# Bayesian A/B conversion tests

Marton Trencseni - Tue 31 March 2020 - Data

## Introduction

The A/B tests I talked about before, such as the Z-test, t-test, $\chi^2$ test, G-test and Fisher’s exact test are so-called frequentist hypothesis testing methodologies. In frequentist inference, we formulate a $H_0$ null hypothesis and an $H_1$ action hypothesis, run the experiment, and then calculate the $p_f$ value ($f$ for frequentist), which is the probability of the outcome of the experiment being at least as extreme as the actual outcome, assuming the null hypothesis $H_0$ is true. For one-tailed conversion tests, $H_0$ is “B is converting worse or the same as A” and $H_1$ is “B is converting better than A”. In the frequentist setting, if the $p_f$ value is lower than some threshold $\alpha$ (usually $\alpha=0.01$ or $\alpha=0.05$), then we reject the null hypothesis, and accept the action hypothesis.

At a high level, bayesian inference turns this on its head and computes the probability $p_b$ ($b$ for bayesian) that $H_1$ is true (and $H_0$ is false) given the outcome of the experiment. If this probability is high, we accept the action hypothesis.

• RECORDED INFORMATION:
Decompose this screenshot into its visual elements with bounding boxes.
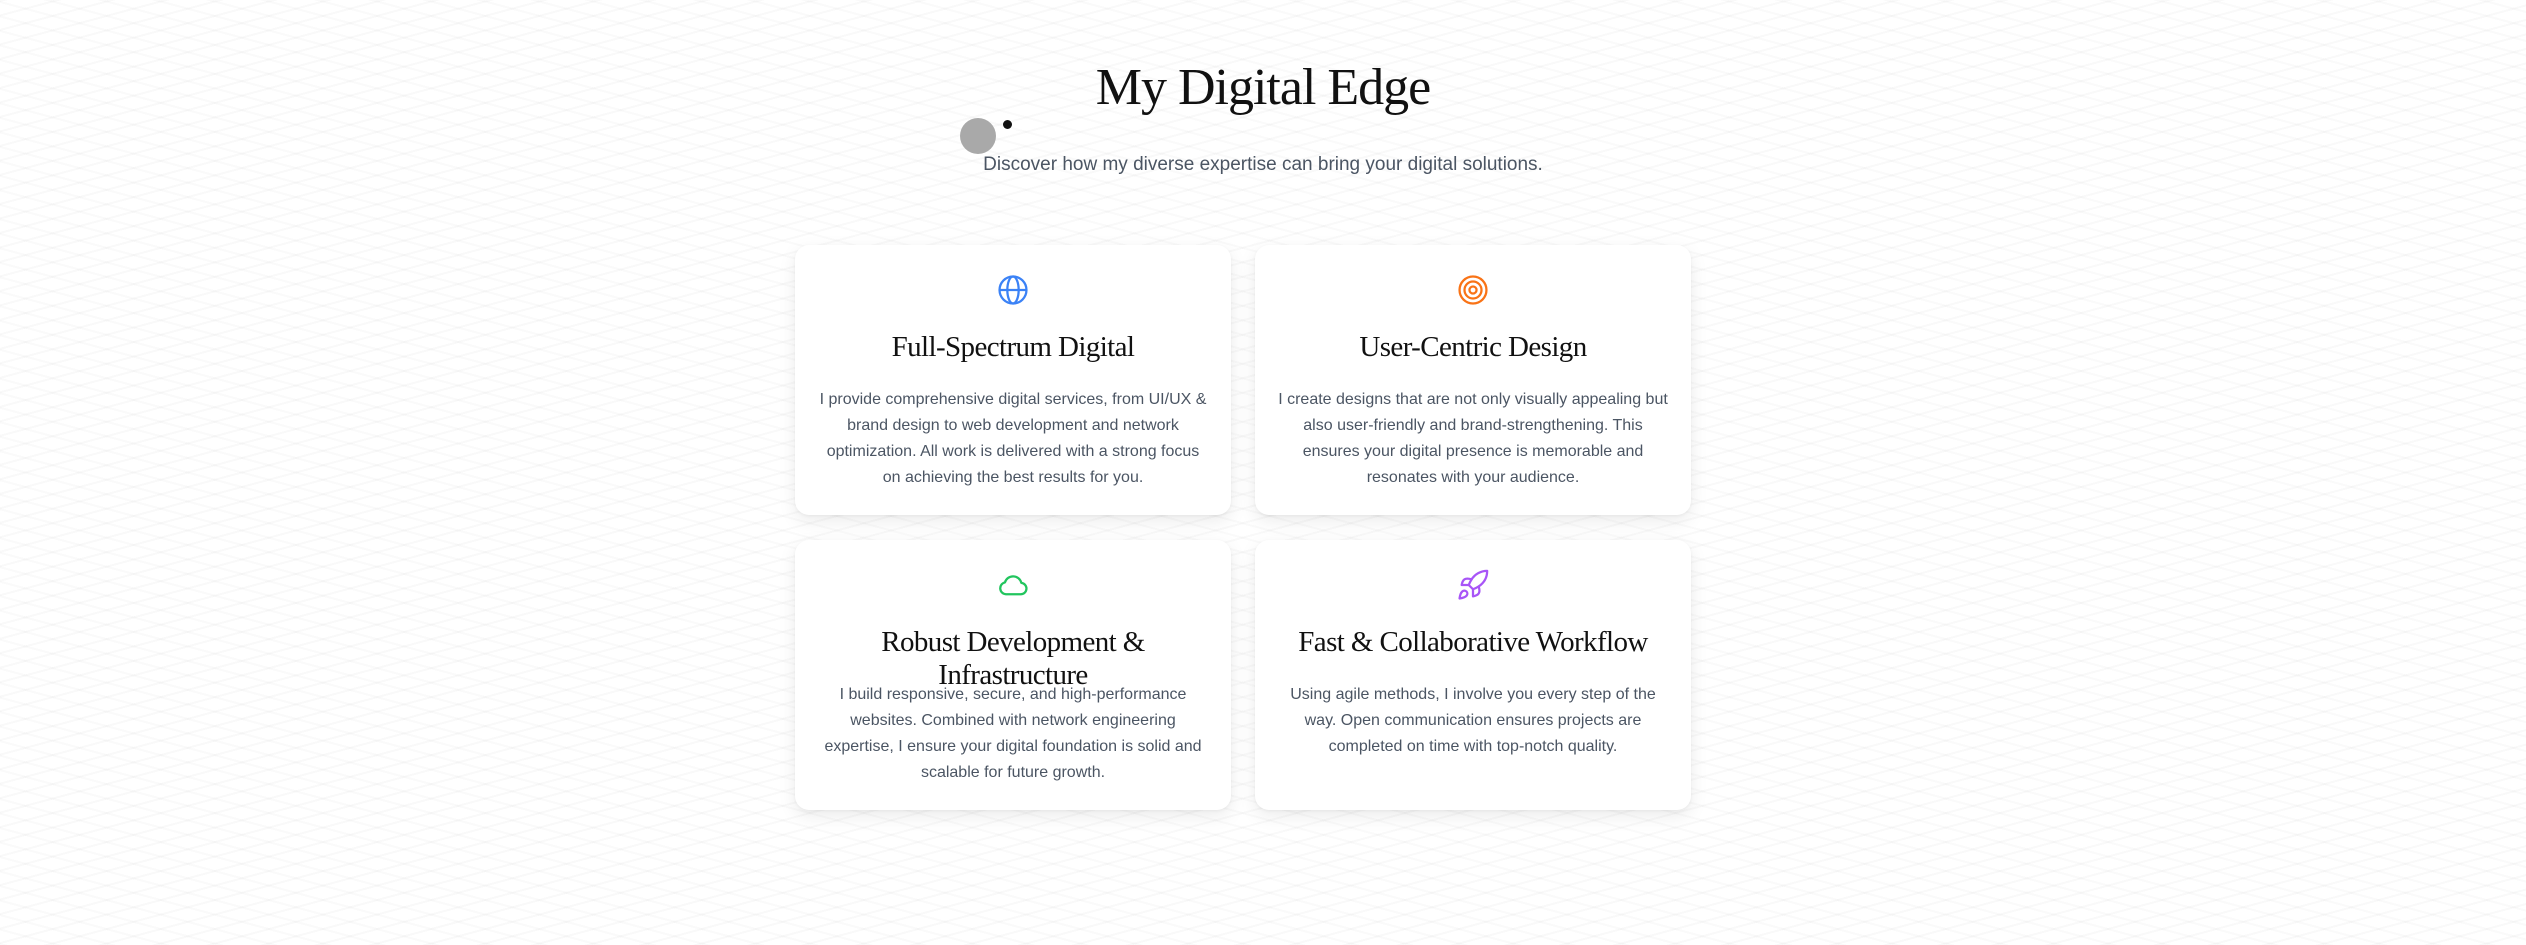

• THE TASKS:
A – In the Bayesian A/B conversion tests page, what is the action hypothesis H1 for one-tailed conversion tests?
B – Name every frequentist test that the Bayesian A/B conversion tests page says was discussed before.
C – From the Bayesian A/B conversion tests page, reproduce word for word the part that begins with the words containing "## Introduction" and ends with "and accept the action hypothesis.".

• EXPECTED RESULTS:
A – "B is converting better than A"

B –
- Z-test
- t-test
- χ² test
- G-test
- Fisher's exact test

C –
## Introduction

The A/B tests I talked about before, such as the Z-test, t-test, $\chi^2$ test, G-test and Fisher’s exact test are so-called frequentist hypothesis testing methodologies. In frequentist inference, we formulate a $H_0$ null hypothesis and an $H_1$ action hypothesis, run the experiment, and then calculate the $p_f$ value ($f$ for frequentist), which is the probability of the outcome of the experiment being at least as extreme as the actual outcome, assuming the null hypothesis $H_0$ is true. For one-tailed conversion tests, $H_0$ is “B is converting worse or the same as A” and $H_1$ is “B is converting better than A”. In the frequentist setting, if the $p_f$ value is lower than some threshold $\alpha$ (usually $\alpha=0.01$ or $\alpha=0.05$), then we reject the null hypothesis, and accept the action hypothesis.